What is expected: Gather every line that includes the word "image", please.

(Stored data entries)
^^^^
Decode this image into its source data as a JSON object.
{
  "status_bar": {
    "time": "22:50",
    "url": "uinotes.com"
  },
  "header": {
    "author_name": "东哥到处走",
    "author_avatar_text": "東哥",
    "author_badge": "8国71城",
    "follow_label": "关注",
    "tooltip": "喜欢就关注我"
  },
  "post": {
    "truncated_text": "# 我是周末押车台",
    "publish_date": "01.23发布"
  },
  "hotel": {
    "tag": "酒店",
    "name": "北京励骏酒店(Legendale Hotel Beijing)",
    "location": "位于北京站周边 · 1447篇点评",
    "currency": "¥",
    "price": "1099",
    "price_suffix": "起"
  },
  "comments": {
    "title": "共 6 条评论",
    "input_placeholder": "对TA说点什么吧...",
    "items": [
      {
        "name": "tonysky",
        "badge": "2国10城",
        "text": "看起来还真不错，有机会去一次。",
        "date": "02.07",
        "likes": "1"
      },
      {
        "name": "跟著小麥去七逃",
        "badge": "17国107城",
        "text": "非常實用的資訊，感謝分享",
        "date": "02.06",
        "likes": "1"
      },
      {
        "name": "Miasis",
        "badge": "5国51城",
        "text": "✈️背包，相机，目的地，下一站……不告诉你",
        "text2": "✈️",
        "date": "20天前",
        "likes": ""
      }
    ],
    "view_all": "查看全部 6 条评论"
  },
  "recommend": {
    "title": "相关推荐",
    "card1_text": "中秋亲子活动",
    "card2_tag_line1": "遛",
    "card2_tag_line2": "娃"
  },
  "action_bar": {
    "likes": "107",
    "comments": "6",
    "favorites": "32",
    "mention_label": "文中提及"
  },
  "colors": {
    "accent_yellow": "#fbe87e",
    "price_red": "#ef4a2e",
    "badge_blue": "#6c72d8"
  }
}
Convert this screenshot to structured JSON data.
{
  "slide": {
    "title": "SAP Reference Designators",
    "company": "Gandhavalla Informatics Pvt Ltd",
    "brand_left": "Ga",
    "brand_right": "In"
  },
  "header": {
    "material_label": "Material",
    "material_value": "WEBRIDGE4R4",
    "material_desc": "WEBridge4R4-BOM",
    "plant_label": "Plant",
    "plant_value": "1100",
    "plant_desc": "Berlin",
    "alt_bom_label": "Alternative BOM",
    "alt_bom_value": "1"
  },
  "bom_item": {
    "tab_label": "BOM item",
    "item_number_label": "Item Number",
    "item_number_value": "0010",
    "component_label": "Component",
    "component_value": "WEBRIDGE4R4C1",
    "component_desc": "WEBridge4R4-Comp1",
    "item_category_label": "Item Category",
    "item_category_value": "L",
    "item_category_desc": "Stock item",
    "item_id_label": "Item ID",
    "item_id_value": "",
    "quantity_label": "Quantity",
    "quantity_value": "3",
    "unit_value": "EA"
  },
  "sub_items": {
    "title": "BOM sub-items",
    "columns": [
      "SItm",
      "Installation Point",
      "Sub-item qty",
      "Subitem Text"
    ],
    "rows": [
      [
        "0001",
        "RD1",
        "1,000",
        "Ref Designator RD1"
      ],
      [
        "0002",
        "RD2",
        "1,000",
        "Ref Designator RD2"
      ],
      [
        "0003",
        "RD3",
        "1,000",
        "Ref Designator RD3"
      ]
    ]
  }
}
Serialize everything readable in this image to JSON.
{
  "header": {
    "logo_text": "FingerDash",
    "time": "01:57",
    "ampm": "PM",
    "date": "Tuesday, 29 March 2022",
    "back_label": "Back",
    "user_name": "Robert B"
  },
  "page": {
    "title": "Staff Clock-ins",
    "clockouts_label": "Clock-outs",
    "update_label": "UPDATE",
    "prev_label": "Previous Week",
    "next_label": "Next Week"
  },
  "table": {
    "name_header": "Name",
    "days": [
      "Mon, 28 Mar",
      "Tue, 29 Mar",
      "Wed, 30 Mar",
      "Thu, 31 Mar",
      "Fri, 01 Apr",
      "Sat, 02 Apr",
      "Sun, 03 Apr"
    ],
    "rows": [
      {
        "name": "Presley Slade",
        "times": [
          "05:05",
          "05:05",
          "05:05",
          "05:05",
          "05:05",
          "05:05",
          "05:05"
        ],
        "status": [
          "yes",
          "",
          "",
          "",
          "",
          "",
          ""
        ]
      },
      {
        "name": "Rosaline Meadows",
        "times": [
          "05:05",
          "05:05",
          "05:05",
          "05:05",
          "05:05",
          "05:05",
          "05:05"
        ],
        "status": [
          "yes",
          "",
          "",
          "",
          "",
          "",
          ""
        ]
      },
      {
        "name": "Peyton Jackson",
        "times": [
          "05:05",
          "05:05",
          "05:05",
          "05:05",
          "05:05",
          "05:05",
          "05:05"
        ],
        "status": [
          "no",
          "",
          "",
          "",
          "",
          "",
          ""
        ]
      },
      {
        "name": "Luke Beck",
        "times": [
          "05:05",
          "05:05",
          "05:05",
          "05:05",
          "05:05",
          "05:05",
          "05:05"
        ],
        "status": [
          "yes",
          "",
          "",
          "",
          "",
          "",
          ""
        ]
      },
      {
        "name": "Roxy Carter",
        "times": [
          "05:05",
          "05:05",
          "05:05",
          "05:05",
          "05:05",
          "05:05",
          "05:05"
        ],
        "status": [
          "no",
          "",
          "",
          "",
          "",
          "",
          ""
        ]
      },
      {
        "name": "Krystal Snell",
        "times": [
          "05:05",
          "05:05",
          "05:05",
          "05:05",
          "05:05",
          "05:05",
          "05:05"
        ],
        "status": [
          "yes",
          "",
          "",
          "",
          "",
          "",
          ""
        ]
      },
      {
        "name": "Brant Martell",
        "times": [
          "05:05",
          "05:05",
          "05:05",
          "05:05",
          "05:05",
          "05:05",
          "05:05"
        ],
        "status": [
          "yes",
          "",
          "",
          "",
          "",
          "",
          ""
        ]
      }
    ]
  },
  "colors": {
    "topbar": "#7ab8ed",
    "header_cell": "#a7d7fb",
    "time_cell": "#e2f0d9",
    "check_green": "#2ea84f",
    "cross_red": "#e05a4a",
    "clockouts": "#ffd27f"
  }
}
^^^^
The answer:
Decode this image into its source data as a JSON object.
Serialize everything readable in this image to JSON.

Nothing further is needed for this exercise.